■ **REQUEST**
Return every line of the material exactly.

★ ★ ★

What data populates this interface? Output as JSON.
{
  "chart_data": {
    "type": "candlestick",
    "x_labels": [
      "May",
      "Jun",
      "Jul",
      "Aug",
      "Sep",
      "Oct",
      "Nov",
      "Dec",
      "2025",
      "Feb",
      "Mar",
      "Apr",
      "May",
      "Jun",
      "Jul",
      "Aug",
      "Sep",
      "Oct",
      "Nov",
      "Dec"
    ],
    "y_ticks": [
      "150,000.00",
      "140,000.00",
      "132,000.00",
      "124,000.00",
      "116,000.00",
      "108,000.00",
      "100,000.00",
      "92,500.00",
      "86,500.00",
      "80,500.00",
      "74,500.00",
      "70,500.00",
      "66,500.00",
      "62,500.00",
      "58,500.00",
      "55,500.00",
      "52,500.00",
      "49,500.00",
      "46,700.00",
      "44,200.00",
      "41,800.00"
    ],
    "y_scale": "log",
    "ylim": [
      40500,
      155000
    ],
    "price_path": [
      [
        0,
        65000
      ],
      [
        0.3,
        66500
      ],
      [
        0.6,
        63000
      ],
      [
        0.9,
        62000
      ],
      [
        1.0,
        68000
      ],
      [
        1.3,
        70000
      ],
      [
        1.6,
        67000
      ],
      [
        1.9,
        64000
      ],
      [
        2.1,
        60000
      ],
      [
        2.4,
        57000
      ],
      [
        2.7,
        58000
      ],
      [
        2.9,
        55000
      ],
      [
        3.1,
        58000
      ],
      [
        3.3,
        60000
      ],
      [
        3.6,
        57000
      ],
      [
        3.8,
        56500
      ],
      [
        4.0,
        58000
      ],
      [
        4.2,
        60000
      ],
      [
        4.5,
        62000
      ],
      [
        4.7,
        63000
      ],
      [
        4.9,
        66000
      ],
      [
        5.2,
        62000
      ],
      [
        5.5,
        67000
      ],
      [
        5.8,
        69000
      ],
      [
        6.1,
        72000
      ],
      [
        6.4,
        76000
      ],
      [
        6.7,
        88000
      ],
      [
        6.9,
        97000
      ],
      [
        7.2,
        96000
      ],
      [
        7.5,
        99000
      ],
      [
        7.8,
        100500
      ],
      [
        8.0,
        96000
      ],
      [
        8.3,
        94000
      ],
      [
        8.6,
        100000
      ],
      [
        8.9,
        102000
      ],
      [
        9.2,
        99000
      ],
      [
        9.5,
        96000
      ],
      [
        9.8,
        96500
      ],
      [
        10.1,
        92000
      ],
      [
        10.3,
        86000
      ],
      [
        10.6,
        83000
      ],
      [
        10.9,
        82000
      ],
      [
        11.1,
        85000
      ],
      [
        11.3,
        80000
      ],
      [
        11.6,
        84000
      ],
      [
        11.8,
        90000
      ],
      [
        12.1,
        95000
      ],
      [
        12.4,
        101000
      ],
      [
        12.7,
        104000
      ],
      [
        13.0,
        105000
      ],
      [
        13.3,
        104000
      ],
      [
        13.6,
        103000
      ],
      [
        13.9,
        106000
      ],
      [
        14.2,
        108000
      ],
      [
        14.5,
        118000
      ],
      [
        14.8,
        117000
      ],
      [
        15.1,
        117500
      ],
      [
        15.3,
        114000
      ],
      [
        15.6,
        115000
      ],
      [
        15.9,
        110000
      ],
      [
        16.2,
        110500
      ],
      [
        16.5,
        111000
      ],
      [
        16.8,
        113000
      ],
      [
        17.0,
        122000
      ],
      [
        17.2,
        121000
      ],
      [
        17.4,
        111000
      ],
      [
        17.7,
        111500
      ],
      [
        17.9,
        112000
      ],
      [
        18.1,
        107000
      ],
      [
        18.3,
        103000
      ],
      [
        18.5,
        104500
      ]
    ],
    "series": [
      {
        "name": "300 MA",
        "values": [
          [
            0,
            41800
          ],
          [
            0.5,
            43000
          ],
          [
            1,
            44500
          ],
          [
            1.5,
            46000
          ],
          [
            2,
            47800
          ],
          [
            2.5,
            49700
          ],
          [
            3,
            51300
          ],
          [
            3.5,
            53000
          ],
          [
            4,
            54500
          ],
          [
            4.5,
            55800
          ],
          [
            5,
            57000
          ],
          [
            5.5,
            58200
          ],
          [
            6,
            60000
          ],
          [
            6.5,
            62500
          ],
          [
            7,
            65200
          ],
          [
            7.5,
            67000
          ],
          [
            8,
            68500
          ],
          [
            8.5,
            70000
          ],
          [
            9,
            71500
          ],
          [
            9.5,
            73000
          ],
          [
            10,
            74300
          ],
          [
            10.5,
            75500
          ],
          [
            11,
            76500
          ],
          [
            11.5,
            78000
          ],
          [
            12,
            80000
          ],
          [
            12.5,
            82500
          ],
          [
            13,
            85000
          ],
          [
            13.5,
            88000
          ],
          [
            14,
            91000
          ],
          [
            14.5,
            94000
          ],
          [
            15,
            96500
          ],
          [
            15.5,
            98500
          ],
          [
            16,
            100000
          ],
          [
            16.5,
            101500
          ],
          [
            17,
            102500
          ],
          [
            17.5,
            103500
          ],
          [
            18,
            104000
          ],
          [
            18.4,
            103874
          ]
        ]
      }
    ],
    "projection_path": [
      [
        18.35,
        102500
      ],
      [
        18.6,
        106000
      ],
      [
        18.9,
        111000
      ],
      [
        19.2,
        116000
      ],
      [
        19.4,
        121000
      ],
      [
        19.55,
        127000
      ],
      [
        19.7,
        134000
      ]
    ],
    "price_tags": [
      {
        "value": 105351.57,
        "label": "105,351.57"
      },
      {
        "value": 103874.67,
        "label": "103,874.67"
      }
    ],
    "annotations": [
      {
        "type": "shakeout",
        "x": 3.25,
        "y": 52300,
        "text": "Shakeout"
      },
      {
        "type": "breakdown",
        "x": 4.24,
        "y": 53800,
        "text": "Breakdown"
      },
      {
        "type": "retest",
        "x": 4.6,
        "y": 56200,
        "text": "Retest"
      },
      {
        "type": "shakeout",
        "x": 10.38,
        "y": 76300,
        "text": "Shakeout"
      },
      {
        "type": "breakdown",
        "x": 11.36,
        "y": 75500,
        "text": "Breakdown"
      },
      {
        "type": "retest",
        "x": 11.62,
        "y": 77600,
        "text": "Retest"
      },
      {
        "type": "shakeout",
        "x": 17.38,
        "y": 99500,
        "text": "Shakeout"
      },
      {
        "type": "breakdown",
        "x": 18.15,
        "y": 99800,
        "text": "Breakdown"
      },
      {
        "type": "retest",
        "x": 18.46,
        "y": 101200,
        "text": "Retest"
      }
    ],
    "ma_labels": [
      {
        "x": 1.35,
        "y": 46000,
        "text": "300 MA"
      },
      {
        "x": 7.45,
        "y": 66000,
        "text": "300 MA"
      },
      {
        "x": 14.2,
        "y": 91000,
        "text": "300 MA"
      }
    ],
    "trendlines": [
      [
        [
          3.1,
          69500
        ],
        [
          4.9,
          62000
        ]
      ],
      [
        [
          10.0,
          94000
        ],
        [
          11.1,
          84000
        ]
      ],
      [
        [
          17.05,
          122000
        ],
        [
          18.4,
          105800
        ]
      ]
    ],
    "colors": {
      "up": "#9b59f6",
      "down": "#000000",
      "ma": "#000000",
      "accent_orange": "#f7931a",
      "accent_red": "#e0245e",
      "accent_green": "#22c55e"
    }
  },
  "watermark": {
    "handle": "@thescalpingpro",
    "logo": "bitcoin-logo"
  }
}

★ ★ ★

■ **CORRECT ANSWER**
What data populates this interface? Output as JSON.
{
  "chart_data": {
    "type": "candlestick",
    "x_labels": [
      "May",
      "Jun",
      "Jul",
      "Aug",
      "Sep",
      "Oct",
      "Nov",
      "Dec",
      "2025",
      "Feb",
      "Mar",
      "Apr",
      "May",
      "Jun",
      "Jul",
      "Aug",
      "Sep",
      "Oct",
      "Nov",
      "Dec"
    ],
    "y_ticks": [
      "150,000.00",
      "140,000.00",
      "132,000.00",
      "124,000.00",
      "116,000.00",
      "108,000.00",
      "100,000.00",
      "92,500.00",
      "86,500.00",
      "80,500.00",
      "74,500.00",
      "70,500.00",
      "66,500.00",
      "62,500.00",
      "58,500.00",
      "55,500.00",
      "52,500.00",
      "49,500.00",
      "46,700.00",
      "44,200.00",
      "41,800.00"
    ],
    "y_scale": "log",
    "ylim": [
      40500,
      155000
    ],
    "price_path": [
      [
        0,
        65000
      ],
      [
        0.3,
        66500
      ],
      [
        0.6,
        63000
      ],
      [
        0.9,
        62000
      ],
      [
        1.0,
        68000
      ],
      [
        1.3,
        70000
      ],
      [
        1.6,
        67000
      ],
      [
        1.9,
        64000
      ],
      [
        2.1,
        60000
      ],
      [
        2.4,
        57000
      ],
      [
        2.7,
        58000
      ],
      [
        2.9,
        55000
      ],
      [
        3.1,
        58000
      ],
      [
        3.3,
        60000
      ],
      [
        3.6,
        57000
      ],
      [
        3.8,
        56500
      ],
      [
        4.0,
        58000
      ],
      [
        4.2,
        60000
      ],
      [
        4.5,
        62000
      ],
      [
        4.7,
        63000
      ],
      [
        4.9,
        66000
      ],
      [
        5.2,
        62000
      ],
      [
        5.5,
        67000
      ],
      [
        5.8,
        69000
      ],
      [
        6.1,
        72000
      ],
      [
        6.4,
        76000
      ],
      [
        6.7,
        88000
      ],
      [
        6.9,
        97000
      ],
      [
        7.2,
        96000
      ],
      [
        7.5,
        99000
      ],
      [
        7.8,
        100500
      ],
      [
        8.0,
        96000
      ],
      [
        8.3,
        94000
      ],
      [
        8.6,
        100000
      ],
      [
        8.9,
        102000
      ],
      [
        9.2,
        99000
      ],
      [
        9.5,
        96000
      ],
      [
        9.8,
        96500
      ],
      [
        10.1,
        92000
      ],
      [
        10.3,
        86000
      ],
      [
        10.6,
        83000
      ],
      [
        10.9,
        82000
      ],
      [
        11.1,
        85000
      ],
      [
        11.3,
        80000
      ],
      [
        11.6,
        84000
      ],
      [
        11.8,
        90000
      ],
      [
        12.1,
        95000
      ],
      [
        12.4,
        101000
      ],
      [
        12.7,
        104000
      ],
      [
        13.0,
        105000
      ],
      [
        13.3,
        104000
      ],
      [
        13.6,
        103000
      ],
      [
        13.9,
        106000
      ],
      [
        14.2,
        108000
      ],
      [
        14.5,
        118000
      ],
      [
        14.8,
        117000
      ],
      [
        15.1,
        117500
      ],
      [
        15.3,
        114000
      ],
      [
        15.6,
        115000
      ],
      [
        15.9,
        110000
      ],
      [
        16.2,
        110500
      ],
      [
        16.5,
        111000
      ],
      [
        16.8,
        113000
      ],
      [
        17.0,
        122000
      ],
      [
        17.2,
        121000
      ],
      [
        17.4,
        111000
      ],
      [
        17.7,
        111500
      ],
      [
        17.9,
        112000
      ],
      [
        18.1,
        107000
      ],
      [
        18.3,
        103000
      ],
      [
        18.5,
        104500
      ]
    ],
    "series": [
      {
        "name": "300 MA",
        "values": [
          [
            0,
            41800
          ],
          [
            0.5,
            43000
          ],
          [
            1,
            44500
          ],
          [
            1.5,
            46000
          ],
          [
            2,
            47800
          ],
          [
            2.5,
            49700
          ],
          [
            3,
            51300
          ],
          [
            3.5,
            53000
          ],
          [
            4,
            54500
          ],
          [
            4.5,
            55800
          ],
          [
            5,
            57000
          ],
          [
            5.5,
            58200
          ],
          [
            6,
            60000
          ],
          [
            6.5,
            62500
          ],
          [
            7,
            65200
          ],
          [
            7.5,
            67000
          ],
          [
            8,
            68500
          ],
          [
            8.5,
            70000
          ],
          [
            9,
            71500
          ],
          [
            9.5,
            73000
          ],
          [
            10,
            74300
          ],
          [
            10.5,
            75500
          ],
          [
            11,
            76500
          ],
          [
            11.5,
            78000
          ],
          [
            12,
            80000
          ],
          [
            12.5,
            82500
          ],
          [
            13,
            85000
          ],
          [
            13.5,
            88000
          ],
          [
            14,
            91000
          ],
          [
            14.5,
            94000
          ],
          [
            15,
            96500
          ],
          [
            15.5,
            98500
          ],
          [
            16,
            100000
          ],
          [
            16.5,
            101500
          ],
          [
            17,
            102500
          ],
          [
            17.5,
            103500
          ],
          [
            18,
            104000
          ],
          [
            18.4,
            103874
          ]
        ]
      }
    ],
    "projection_path": [
      [
        18.35,
        102500
      ],
      [
        18.6,
        106000
      ],
      [
        18.9,
        111000
      ],
      [
        19.2,
        116000
      ],
      [
        19.4,
        121000
      ],
      [
        19.55,
        127000
      ],
      [
        19.7,
        134000
      ]
    ],
    "price_tags": [
      {
        "value": 105351.57,
        "label": "105,351.57"
      },
      {
        "value": 103874.67,
        "label": "103,874.67"
      }
    ],
    "annotations": [
      {
        "type": "shakeout",
        "x": 3.25,
        "y": 52300,
        "text": "Shakeout"
      },
      {
        "type": "breakdown",
        "x": 4.24,
        "y": 53800,
        "text": "Breakdown"
      },
      {
        "type": "retest",
        "x": 4.6,
        "y": 56200,
        "text": "Retest"
      },
      {
        "type": "shakeout",
        "x": 10.38,
        "y": 76300,
        "text": "Shakeout"
      },
      {
        "type": "breakdown",
        "x": 11.36,
        "y": 75500,
        "text": "Breakdown"
      },
      {
        "type": "retest",
        "x": 11.62,
        "y": 77600,
        "text": "Retest"
      },
      {
        "type": "shakeout",
        "x": 17.38,
        "y": 99500,
        "text": "Shakeout"
      },
      {
        "type": "breakdown",
        "x": 18.15,
        "y": 99800,
        "text": "Breakdown"
      },
      {
        "type": "retest",
        "x": 18.46,
        "y": 101200,
        "text": "Retest"
      }
    ],
    "ma_labels": [
      {
        "x": 1.35,
        "y": 46000,
        "text": "300 MA"
      },
      {
        "x": 7.45,
        "y": 66000,
        "text": "300 MA"
      },
      {
        "x": 14.2,
        "y": 91000,
        "text": "300 MA"
      }
    ],
    "trendlines": [
      [
        [
          3.1,
          69500
        ],
        [
          4.9,
          62000
        ]
      ],
      [
        [
          10.0,
          94000
        ],
        [
          11.1,
          84000
        ]
      ],
      [
        [
          17.05,
          122000
        ],
        [
          18.4,
          105800
        ]
      ]
    ],
    "colors": {
      "up": "#9b59f6",
      "down": "#000000",
      "ma": "#000000",
      "accent_orange": "#f7931a",
      "accent_red": "#e0245e",
      "accent_green": "#22c55e"
    }
  },
  "watermark": {
    "handle": "@thescalpingpro",
    "logo": "bitcoin-logo"
  }
}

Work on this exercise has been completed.